Stated exercise:
Using the records below, give the number of lines where the word "this" appears, with no further output.

Dataset excerpt
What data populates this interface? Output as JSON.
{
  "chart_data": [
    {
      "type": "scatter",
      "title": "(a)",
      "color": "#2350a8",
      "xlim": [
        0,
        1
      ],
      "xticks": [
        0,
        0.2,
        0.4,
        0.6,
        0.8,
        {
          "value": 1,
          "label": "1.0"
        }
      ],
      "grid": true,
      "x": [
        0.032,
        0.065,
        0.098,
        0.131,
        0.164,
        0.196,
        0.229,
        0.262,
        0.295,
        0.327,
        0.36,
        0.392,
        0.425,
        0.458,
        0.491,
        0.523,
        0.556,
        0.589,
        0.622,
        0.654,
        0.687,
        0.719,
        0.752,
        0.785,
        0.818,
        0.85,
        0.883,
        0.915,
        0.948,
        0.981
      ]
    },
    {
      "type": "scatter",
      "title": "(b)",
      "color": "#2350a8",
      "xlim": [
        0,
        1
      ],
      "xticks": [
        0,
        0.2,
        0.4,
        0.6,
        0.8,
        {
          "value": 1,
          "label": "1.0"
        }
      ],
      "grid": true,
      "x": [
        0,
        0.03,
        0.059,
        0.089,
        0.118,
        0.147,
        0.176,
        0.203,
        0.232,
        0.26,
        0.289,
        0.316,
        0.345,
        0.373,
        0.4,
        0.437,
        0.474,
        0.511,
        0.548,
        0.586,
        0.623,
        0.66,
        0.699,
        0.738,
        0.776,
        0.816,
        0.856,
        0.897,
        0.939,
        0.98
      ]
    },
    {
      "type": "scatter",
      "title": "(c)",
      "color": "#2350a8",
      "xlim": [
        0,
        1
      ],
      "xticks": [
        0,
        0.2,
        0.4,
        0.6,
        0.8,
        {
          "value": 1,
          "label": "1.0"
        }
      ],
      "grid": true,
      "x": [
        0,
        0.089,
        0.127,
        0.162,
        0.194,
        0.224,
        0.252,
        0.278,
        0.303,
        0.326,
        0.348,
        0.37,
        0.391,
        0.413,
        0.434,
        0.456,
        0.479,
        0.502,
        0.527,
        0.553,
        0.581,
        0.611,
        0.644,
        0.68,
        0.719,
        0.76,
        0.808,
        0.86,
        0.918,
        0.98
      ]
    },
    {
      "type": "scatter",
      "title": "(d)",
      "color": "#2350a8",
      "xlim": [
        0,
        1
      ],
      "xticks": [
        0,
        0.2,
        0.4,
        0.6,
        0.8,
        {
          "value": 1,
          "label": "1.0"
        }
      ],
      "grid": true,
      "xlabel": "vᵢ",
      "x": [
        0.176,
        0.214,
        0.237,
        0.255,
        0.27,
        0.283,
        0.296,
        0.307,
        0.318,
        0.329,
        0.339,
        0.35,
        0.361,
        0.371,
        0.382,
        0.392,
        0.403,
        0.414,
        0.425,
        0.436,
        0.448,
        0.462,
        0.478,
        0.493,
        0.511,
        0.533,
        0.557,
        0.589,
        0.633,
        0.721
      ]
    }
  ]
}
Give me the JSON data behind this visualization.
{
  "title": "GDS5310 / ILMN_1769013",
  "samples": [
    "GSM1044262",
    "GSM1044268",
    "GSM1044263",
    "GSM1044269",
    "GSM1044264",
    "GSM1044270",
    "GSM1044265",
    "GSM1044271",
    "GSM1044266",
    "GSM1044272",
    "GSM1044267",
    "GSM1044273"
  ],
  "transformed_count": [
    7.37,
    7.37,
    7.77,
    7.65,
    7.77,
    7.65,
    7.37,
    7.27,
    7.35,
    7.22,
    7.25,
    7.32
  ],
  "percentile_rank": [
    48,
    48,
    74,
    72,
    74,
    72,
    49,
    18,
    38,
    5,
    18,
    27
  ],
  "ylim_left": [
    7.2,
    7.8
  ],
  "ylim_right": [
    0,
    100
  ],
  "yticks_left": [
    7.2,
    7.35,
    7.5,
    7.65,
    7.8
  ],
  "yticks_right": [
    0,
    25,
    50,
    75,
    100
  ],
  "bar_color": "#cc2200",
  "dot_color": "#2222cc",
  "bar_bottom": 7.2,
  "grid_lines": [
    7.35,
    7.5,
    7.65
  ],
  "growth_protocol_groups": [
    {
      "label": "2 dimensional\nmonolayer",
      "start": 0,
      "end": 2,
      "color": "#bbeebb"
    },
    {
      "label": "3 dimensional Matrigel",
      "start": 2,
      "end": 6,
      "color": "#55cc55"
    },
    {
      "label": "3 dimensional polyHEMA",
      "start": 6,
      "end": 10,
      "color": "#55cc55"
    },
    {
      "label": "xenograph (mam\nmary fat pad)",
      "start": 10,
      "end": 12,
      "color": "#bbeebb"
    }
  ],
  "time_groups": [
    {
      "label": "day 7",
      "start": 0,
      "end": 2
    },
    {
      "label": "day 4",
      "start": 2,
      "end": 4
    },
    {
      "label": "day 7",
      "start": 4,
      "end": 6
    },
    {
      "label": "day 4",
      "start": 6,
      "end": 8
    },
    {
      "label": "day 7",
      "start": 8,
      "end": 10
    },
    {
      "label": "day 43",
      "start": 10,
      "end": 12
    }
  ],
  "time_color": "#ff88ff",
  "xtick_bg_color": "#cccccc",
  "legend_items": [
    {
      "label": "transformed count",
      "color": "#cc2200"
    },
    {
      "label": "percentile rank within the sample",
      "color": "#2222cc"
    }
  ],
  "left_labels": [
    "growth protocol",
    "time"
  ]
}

Written reply:
2